| Work to be completed |
Copy each line exactly.

| Stored rows |
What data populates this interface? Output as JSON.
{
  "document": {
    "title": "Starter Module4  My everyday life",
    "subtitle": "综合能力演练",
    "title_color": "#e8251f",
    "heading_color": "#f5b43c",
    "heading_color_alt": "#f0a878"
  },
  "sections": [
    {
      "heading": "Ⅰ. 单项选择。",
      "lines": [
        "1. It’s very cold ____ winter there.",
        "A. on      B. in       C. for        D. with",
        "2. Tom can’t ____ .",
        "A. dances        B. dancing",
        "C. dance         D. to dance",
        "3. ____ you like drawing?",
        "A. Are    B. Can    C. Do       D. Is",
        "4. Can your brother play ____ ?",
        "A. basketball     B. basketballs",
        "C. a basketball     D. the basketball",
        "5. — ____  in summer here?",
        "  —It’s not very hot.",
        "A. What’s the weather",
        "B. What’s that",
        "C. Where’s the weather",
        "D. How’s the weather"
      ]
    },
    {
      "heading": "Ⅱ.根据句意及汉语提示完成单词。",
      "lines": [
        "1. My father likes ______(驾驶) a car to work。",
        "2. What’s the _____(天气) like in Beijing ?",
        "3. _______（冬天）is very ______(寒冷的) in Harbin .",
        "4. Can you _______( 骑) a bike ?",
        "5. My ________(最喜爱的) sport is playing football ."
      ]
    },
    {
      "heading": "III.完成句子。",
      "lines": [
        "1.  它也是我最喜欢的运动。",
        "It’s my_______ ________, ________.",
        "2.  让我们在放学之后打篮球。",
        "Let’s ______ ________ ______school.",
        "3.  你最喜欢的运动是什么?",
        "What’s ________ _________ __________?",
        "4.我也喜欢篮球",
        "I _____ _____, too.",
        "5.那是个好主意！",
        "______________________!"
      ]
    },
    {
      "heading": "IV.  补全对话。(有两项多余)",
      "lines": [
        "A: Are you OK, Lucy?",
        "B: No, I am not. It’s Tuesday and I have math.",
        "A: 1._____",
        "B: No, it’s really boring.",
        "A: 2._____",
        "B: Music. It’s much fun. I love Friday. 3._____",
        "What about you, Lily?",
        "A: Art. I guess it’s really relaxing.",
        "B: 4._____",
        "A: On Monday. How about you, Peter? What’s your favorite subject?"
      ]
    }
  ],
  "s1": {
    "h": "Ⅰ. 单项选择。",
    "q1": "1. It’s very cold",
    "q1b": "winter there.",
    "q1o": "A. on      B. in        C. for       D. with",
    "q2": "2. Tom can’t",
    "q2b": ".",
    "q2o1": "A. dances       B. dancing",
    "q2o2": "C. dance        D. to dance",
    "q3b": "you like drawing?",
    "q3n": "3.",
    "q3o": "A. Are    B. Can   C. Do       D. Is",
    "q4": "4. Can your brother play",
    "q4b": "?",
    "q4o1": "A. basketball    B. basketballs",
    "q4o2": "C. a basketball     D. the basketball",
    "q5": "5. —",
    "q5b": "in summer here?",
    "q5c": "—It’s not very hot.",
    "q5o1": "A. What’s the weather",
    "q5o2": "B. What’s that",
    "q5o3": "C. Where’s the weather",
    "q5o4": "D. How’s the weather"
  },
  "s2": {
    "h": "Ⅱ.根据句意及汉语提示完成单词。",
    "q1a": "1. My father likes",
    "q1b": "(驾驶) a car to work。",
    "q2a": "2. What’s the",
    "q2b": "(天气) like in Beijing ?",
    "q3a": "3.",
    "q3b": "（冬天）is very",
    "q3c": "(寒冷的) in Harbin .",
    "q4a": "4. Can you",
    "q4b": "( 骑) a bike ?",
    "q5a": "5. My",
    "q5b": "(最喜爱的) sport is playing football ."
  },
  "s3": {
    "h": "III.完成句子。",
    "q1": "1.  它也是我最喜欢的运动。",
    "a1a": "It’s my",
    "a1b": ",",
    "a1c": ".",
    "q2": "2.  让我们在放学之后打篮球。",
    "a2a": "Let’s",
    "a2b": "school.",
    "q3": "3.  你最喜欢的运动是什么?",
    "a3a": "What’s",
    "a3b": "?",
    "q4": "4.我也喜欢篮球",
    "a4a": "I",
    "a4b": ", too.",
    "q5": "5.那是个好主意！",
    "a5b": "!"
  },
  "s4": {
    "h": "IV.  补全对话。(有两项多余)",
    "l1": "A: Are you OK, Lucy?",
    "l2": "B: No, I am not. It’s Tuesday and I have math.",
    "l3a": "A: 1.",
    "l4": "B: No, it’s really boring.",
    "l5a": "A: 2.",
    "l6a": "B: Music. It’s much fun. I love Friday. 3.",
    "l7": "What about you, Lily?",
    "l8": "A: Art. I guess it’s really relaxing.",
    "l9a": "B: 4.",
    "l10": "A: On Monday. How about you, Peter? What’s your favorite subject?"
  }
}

| Result |
What data populates this interface? Output as JSON.
{
  "document": {
    "title": "Starter Module4  My everyday life",
    "subtitle": "综合能力演练",
    "title_color": "#e8251f",
    "heading_color": "#f5b43c",
    "heading_color_alt": "#f0a878"
  },
  "sections": [
    {
      "heading": "Ⅰ. 单项选择。",
      "lines": [
        "1. It’s very cold ____ winter there.",
        "A. on      B. in       C. for        D. with",
        "2. Tom can’t ____ .",
        "A. dances        B. dancing",
        "C. dance         D. to dance",
        "3. ____ you like drawing?",
        "A. Are    B. Can    C. Do       D. Is",
        "4. Can your brother play ____ ?",
        "A. basketball     B. basketballs",
        "C. a basketball     D. the basketball",
        "5. — ____  in summer here?",
        "  —It’s not very hot.",
        "A. What’s the weather",
        "B. What’s that",
        "C. Where’s the weather",
        "D. How’s the weather"
      ]
    },
    {
      "heading": "Ⅱ.根据句意及汉语提示完成单词。",
      "lines": [
        "1. My father likes ______(驾驶) a car to work。",
        "2. What’s the _____(天气) like in Beijing ?",
        "3. _______（冬天）is very ______(寒冷的) in Harbin .",
        "4. Can you _______( 骑) a bike ?",
        "5. My ________(最喜爱的) sport is playing football ."
      ]
    },
    {
      "heading": "III.完成句子。",
      "lines": [
        "1.  它也是我最喜欢的运动。",
        "It’s my_______ ________, ________.",
        "2.  让我们在放学之后打篮球。",
        "Let’s ______ ________ ______school.",
        "3.  你最喜欢的运动是什么?",
        "What’s ________ _________ __________?",
        "4.我也喜欢篮球",
        "I _____ _____, too.",
        "5.那是个好主意！",
        "______________________!"
      ]
    },
    {
      "heading": "IV.  补全对话。(有两项多余)",
      "lines": [
        "A: Are you OK, Lucy?",
        "B: No, I am not. It’s Tuesday and I have math.",
        "A: 1._____",
        "B: No, it’s really boring.",
        "A: 2._____",
        "B: Music. It’s much fun. I love Friday. 3._____",
        "What about you, Lily?",
        "A: Art. I guess it’s really relaxing.",
        "B: 4._____",
        "A: On Monday. How about you, Peter? What’s your favorite subject?"
      ]
    }
  ],
  "s1": {
    "h": "Ⅰ. 单项选择。",
    "q1": "1. It’s very cold",
    "q1b": "winter there.",
    "q1o": "A. on      B. in        C. for       D. with",
    "q2": "2. Tom can’t",
    "q2b": ".",
    "q2o1": "A. dances       B. dancing",
    "q2o2": "C. dance        D. to dance",
    "q3b": "you like drawing?",
    "q3n": "3.",
    "q3o": "A. Are    B. Can   C. Do       D. Is",
    "q4": "4. Can your brother play",
    "q4b": "?",
    "q4o1": "A. basketball    B. basketballs",
    "q4o2": "C. a basketball     D. the basketball",
    "q5": "5. —",
    "q5b": "in summer here?",
    "q5c": "—It’s not very hot.",
    "q5o1": "A. What’s the weather",
    "q5o2": "B. What’s that",
    "q5o3": "C. Where’s the weather",
    "q5o4": "D. How’s the weather"
  },
  "s2": {
    "h": "Ⅱ.根据句意及汉语提示完成单词。",
    "q1a": "1. My father likes",
    "q1b": "(驾驶) a car to work。",
    "q2a": "2. What’s the",
    "q2b": "(天气) like in Beijing ?",
    "q3a": "3.",
    "q3b": "（冬天）is very",
    "q3c": "(寒冷的) in Harbin .",
    "q4a": "4. Can you",
    "q4b": "( 骑) a bike ?",
    "q5a": "5. My",
    "q5b": "(最喜爱的) sport is playing football ."
  },
  "s3": {
    "h": "III.完成句子。",
    "q1": "1.  它也是我最喜欢的运动。",
    "a1a": "It’s my",
    "a1b": ",",
    "a1c": ".",
    "q2": "2.  让我们在放学之后打篮球。",
    "a2a": "Let’s",
    "a2b": "school.",
    "q3": "3.  你最喜欢的运动是什么?",
    "a3a": "What’s",
    "a3b": "?",
    "q4": "4.我也喜欢篮球",
    "a4a": "I",
    "a4b": ", too.",
    "q5": "5.那是个好主意！",
    "a5b": "!"
  },
  "s4": {
    "h": "IV.  补全对话。(有两项多余)",
    "l1": "A: Are you OK, Lucy?",
    "l2": "B: No, I am not. It’s Tuesday and I have math.",
    "l3a": "A: 1.",
    "l4": "B: No, it’s really boring.",
    "l5a": "A: 2.",
    "l6a": "B: Music. It’s much fun. I love Friday. 3.",
    "l7": "What about you, Lily?",
    "l8": "A: Art. I guess it’s really relaxing.",
    "l9a": "B: 4.",
    "l10": "A: On Monday. How about you, Peter? What’s your favorite subject?"
  }
}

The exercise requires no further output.